Records that describe figures
'''

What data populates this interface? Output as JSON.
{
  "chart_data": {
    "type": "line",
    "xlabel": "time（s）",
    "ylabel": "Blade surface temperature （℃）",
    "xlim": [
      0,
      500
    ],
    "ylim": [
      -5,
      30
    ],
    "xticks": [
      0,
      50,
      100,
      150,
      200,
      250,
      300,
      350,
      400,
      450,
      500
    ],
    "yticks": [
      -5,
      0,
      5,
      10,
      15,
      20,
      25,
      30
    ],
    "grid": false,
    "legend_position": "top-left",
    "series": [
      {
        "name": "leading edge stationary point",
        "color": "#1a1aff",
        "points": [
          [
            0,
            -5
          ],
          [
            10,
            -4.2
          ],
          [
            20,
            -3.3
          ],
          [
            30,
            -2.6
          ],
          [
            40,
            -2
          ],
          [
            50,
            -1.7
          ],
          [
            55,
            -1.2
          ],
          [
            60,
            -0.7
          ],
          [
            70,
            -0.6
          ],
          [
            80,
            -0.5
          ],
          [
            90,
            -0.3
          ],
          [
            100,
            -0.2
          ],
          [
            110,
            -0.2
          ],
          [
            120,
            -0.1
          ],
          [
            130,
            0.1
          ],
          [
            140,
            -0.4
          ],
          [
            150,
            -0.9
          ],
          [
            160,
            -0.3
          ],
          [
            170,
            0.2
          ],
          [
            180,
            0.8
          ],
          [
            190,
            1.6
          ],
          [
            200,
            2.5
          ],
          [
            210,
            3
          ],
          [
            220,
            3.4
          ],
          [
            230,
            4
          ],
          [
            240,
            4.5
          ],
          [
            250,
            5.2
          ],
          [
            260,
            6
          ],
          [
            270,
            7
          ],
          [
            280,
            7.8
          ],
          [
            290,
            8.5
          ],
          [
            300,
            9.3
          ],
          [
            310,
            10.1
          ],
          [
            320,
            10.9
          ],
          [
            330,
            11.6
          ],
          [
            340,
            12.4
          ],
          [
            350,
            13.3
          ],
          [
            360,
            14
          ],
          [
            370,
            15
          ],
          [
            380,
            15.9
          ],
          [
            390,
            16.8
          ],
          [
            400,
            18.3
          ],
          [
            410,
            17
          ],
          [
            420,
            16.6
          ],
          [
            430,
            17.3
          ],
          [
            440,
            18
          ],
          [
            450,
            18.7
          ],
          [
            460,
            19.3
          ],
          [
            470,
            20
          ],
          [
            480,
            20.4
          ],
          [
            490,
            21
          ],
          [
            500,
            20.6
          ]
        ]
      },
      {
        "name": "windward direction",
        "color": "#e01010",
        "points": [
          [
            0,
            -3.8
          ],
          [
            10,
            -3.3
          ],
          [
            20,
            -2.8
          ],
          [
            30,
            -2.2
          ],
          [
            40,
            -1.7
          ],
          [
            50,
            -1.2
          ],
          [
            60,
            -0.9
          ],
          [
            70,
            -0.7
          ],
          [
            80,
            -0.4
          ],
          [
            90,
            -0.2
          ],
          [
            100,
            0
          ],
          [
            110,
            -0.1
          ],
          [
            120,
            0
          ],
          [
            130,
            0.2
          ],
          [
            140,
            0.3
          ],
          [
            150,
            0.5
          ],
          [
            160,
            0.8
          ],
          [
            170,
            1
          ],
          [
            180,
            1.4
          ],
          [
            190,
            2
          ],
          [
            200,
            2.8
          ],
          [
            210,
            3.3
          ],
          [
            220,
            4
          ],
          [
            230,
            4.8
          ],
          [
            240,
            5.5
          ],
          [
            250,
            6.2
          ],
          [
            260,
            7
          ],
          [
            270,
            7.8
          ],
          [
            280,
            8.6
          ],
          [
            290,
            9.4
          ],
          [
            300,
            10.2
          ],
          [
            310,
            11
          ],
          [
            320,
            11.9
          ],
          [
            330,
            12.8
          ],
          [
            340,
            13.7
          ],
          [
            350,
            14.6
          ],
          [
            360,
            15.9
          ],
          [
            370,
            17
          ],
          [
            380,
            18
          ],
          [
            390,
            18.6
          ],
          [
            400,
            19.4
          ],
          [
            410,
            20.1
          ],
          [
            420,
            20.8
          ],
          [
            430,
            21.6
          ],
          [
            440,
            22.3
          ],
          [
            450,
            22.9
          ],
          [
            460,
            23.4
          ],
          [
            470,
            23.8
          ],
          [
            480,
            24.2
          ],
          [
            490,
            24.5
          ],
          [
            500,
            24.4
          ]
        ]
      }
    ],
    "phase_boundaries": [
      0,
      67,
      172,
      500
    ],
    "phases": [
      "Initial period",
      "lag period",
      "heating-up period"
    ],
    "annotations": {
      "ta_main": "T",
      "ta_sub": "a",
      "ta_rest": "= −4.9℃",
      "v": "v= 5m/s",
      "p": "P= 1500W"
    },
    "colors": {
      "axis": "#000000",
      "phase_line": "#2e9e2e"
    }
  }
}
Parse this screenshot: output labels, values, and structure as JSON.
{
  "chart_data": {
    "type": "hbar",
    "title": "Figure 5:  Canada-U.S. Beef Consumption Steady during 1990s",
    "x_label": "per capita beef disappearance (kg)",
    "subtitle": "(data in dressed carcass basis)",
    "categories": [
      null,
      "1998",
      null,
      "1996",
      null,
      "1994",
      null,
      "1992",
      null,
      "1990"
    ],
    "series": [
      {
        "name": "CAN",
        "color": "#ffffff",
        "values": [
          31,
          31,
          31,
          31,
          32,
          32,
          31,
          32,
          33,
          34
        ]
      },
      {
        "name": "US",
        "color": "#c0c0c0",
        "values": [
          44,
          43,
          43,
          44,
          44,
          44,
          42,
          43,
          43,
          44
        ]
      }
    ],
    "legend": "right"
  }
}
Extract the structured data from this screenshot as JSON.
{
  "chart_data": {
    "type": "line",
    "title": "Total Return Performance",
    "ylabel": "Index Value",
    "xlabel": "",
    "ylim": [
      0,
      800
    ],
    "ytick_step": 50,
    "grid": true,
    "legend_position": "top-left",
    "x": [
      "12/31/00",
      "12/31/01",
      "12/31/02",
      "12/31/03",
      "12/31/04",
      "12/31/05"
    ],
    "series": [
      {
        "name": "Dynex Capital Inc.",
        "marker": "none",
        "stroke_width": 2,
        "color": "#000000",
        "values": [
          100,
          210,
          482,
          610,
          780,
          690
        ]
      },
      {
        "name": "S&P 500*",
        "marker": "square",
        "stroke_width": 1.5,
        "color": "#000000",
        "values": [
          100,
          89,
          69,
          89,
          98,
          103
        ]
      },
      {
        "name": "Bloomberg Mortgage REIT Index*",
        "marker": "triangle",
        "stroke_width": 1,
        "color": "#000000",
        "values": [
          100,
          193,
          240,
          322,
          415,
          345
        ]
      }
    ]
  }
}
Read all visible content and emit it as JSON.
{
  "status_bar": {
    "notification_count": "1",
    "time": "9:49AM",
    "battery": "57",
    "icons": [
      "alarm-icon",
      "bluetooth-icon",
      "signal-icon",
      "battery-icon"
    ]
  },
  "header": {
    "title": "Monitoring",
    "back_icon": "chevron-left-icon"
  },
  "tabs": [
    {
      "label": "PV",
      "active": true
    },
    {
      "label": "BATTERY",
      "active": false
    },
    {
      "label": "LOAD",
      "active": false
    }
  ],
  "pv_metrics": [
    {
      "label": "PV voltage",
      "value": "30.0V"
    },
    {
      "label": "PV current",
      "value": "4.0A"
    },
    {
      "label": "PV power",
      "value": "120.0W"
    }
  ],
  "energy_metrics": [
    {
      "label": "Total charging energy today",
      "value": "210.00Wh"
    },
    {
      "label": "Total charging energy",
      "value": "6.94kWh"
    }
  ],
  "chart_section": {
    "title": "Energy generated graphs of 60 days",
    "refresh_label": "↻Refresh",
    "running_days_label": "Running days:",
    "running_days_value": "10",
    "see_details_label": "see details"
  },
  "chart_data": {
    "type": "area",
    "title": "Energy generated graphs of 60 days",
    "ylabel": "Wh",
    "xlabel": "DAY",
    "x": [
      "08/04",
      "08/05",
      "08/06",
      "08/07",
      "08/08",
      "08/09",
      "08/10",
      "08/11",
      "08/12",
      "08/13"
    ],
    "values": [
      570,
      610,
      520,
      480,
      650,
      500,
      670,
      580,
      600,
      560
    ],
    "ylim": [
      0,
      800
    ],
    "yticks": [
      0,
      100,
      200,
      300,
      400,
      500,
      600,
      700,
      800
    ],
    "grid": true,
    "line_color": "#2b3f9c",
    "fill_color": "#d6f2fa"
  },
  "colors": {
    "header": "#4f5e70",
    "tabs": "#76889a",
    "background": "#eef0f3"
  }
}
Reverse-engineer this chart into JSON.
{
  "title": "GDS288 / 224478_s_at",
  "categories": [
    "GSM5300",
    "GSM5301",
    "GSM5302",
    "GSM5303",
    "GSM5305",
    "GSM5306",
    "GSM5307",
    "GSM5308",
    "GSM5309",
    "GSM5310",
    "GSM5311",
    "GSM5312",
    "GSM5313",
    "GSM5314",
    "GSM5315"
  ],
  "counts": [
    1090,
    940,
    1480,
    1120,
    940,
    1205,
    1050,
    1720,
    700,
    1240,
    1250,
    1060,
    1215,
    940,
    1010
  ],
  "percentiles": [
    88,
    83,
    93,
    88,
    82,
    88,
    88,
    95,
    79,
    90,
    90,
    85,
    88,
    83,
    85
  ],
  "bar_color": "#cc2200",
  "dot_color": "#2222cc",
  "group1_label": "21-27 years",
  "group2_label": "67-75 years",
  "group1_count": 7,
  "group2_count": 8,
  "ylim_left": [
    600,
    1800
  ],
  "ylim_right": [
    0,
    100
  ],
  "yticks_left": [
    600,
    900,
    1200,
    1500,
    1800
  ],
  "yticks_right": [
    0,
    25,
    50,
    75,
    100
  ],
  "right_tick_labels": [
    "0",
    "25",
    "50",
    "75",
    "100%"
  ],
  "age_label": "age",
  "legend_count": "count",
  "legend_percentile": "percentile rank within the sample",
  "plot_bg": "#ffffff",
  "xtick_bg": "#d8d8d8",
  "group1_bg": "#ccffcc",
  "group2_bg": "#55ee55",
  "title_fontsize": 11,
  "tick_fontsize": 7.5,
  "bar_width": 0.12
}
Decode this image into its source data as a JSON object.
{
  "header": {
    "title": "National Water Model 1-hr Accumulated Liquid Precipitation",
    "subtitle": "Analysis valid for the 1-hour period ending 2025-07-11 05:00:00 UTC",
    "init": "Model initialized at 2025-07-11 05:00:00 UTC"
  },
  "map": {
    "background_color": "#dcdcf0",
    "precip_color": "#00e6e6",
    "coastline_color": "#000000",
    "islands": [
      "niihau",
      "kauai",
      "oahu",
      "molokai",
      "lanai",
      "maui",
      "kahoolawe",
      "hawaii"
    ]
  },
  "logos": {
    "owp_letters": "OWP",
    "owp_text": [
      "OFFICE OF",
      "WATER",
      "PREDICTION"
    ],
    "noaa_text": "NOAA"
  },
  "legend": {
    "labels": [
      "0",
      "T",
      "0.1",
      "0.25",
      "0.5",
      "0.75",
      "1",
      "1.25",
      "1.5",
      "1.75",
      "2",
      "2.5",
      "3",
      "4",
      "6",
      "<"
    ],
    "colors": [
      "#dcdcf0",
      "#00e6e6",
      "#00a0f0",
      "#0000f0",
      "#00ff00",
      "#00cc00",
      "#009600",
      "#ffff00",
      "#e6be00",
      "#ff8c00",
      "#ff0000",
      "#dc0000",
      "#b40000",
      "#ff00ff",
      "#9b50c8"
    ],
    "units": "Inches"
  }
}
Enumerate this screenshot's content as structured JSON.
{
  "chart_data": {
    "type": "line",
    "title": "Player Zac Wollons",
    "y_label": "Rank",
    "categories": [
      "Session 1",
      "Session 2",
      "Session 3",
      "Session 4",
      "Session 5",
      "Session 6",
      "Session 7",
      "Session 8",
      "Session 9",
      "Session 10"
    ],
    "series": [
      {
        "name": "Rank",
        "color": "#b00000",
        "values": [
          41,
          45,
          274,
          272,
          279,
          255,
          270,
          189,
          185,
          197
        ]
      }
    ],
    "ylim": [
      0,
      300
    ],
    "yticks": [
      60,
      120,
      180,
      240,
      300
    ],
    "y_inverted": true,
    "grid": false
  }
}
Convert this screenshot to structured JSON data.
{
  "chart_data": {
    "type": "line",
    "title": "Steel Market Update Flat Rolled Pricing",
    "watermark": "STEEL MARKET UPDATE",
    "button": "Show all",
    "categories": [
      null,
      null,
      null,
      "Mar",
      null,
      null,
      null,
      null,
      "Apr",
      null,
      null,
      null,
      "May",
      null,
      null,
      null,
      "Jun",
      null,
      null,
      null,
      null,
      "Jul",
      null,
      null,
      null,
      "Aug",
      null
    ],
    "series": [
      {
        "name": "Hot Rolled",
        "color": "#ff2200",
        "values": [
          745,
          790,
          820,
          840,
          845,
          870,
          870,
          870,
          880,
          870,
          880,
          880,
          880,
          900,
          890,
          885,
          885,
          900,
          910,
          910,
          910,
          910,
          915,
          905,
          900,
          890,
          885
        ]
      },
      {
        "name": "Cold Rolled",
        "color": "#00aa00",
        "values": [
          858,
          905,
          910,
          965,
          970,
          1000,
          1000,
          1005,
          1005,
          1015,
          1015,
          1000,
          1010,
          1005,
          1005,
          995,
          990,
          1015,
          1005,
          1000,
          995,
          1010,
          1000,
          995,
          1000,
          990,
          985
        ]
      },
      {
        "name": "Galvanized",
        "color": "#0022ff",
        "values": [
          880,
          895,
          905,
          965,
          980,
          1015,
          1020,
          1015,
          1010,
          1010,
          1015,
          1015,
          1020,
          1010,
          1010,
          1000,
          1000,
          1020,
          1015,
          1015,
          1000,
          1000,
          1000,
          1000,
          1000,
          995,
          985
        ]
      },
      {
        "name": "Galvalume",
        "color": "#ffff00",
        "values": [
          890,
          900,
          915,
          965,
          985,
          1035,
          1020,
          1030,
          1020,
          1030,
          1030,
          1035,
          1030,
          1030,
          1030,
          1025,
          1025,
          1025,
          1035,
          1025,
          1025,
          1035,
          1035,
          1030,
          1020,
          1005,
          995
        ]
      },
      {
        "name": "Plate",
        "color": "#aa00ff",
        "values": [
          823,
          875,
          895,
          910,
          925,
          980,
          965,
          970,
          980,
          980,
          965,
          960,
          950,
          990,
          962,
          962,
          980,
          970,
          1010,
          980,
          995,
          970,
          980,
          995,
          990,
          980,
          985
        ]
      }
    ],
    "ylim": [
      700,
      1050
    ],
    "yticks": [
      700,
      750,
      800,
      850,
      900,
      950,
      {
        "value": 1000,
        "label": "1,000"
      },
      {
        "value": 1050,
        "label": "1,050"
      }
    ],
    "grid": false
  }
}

'''

**Written exercise**:
Gather each line from the listing above that holds "structured".

**Result for this exercise**:
Extract the structured data from this screenshot as JSON.
Enumerate this screenshot's content as structured JSON.
Convert this screenshot to structured JSON data.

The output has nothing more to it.